-- start of DATA FOR PROCESSING --
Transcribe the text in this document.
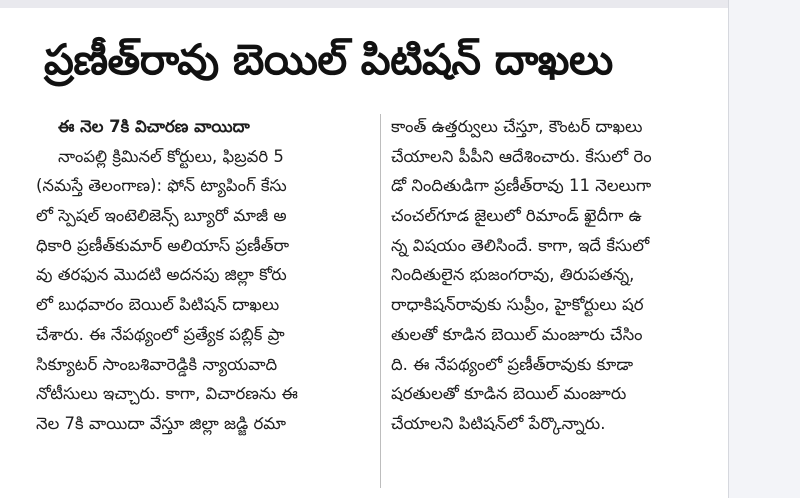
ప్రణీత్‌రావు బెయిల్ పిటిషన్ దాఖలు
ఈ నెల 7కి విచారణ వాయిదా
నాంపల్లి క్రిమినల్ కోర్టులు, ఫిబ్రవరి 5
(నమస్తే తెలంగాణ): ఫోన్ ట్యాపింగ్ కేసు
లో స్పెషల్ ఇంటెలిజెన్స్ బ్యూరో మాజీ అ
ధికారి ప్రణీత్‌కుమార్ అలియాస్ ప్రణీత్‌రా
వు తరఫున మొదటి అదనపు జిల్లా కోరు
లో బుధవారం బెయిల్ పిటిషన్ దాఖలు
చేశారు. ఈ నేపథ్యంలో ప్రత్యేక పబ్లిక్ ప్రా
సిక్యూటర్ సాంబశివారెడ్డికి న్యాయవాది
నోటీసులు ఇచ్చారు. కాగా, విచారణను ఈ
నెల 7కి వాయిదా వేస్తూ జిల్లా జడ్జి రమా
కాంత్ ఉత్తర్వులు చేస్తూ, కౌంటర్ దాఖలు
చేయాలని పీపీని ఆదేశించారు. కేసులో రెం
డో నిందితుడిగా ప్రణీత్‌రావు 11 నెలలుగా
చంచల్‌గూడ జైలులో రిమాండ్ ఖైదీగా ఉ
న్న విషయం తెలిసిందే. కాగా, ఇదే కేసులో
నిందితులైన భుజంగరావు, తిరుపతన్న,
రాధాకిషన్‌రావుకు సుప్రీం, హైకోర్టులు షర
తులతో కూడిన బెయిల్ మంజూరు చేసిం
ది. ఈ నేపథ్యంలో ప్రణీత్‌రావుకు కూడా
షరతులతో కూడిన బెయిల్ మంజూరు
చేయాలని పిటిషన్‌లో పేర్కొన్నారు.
-- end of DATA FOR PROCESSING --
PROBLEM REQUIREMENTS | Skip the images and write out the rest of the listing exactly.

FINAL RESULT |
Transcribe the text in this document.
ప్రణీత్‌రావు బెయిల్ పిటిషన్ దాఖలు
ఈ నెల 7కి విచారణ వాయిదా
నాంపల్లి క్రిమినల్ కోర్టులు, ఫిబ్రవరి 5
(నమస్తే తెలంగాణ): ఫోన్ ట్యాపింగ్ కేసు
లో స్పెషల్ ఇంటెలిజెన్స్ బ్యూరో మాజీ అ
ధికారి ప్రణీత్‌కుమార్ అలియాస్ ప్రణీత్‌రా
వు తరఫున మొదటి అదనపు జిల్లా కోరు
లో బుధవారం బెయిల్ పిటిషన్ దాఖలు
చేశారు. ఈ నేపథ్యంలో ప్రత్యేక పబ్లిక్ ప్రా
సిక్యూటర్ సాంబశివారెడ్డికి న్యాయవాది
నోటీసులు ఇచ్చారు. కాగా, విచారణను ఈ
నెల 7కి వాయిదా వేస్తూ జిల్లా జడ్జి రమా
కాంత్ ఉత్తర్వులు చేస్తూ, కౌంటర్ దాఖలు
చేయాలని పీపీని ఆదేశించారు. కేసులో రెం
డో నిందితుడిగా ప్రణీత్‌రావు 11 నెలలుగా
చంచల్‌గూడ జైలులో రిమాండ్ ఖైదీగా ఉ
న్న విషయం తెలిసిందే. కాగా, ఇదే కేసులో
నిందితులైన భుజంగరావు, తిరుపతన్న,
రాధాకిషన్‌రావుకు సుప్రీం, హైకోర్టులు షర
తులతో కూడిన బెయిల్ మంజూరు చేసిం
ది. ఈ నేపథ్యంలో ప్రణీత్‌రావుకు కూడా
షరతులతో కూడిన బెయిల్ మంజూరు
చేయాలని పిటిషన్‌లో పేర్కొన్నారు.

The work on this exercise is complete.